### Records for the task

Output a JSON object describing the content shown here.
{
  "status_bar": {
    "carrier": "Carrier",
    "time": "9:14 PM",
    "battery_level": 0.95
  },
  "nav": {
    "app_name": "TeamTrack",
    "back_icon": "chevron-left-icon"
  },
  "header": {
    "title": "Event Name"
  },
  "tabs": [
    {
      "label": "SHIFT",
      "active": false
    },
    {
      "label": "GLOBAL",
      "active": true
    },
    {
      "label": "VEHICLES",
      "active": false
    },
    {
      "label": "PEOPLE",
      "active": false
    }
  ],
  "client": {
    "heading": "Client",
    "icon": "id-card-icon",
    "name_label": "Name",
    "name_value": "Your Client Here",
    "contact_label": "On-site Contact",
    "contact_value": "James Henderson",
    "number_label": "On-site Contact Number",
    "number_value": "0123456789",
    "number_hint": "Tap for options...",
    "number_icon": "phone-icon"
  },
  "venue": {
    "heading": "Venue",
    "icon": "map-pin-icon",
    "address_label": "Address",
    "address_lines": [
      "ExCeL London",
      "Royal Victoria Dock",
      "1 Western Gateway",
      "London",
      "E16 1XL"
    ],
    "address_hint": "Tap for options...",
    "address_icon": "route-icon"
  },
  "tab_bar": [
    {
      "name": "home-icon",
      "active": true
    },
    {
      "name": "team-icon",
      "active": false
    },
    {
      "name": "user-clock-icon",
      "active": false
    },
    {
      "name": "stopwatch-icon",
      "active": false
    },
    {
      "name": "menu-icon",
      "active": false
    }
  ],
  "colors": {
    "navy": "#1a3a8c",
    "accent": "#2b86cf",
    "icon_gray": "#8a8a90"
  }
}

...

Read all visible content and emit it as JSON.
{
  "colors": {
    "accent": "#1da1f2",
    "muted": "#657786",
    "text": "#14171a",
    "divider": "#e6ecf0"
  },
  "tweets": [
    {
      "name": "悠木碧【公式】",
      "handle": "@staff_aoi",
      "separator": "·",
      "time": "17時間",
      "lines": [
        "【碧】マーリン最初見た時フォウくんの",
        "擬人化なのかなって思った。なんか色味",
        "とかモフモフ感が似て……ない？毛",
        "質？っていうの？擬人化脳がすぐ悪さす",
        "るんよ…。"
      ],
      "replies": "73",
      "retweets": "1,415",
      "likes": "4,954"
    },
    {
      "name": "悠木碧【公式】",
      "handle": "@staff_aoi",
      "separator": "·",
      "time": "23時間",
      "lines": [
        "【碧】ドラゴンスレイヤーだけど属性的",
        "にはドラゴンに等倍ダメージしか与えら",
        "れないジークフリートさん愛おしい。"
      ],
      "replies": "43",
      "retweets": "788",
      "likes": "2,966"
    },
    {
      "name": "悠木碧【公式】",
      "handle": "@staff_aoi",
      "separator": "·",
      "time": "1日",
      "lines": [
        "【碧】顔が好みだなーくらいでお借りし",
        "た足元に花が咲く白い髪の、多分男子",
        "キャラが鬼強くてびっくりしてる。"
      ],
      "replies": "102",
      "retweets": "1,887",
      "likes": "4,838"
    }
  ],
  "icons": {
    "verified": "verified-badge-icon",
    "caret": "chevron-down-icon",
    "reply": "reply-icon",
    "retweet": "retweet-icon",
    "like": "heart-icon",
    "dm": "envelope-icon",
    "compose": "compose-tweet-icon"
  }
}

### What is being asked
In the records above, find each line that holds the word "chevron"; copy all such lines.

### Finished answer
    "back_icon": "chevron-left-icon"
    "caret": "chevron-down-icon",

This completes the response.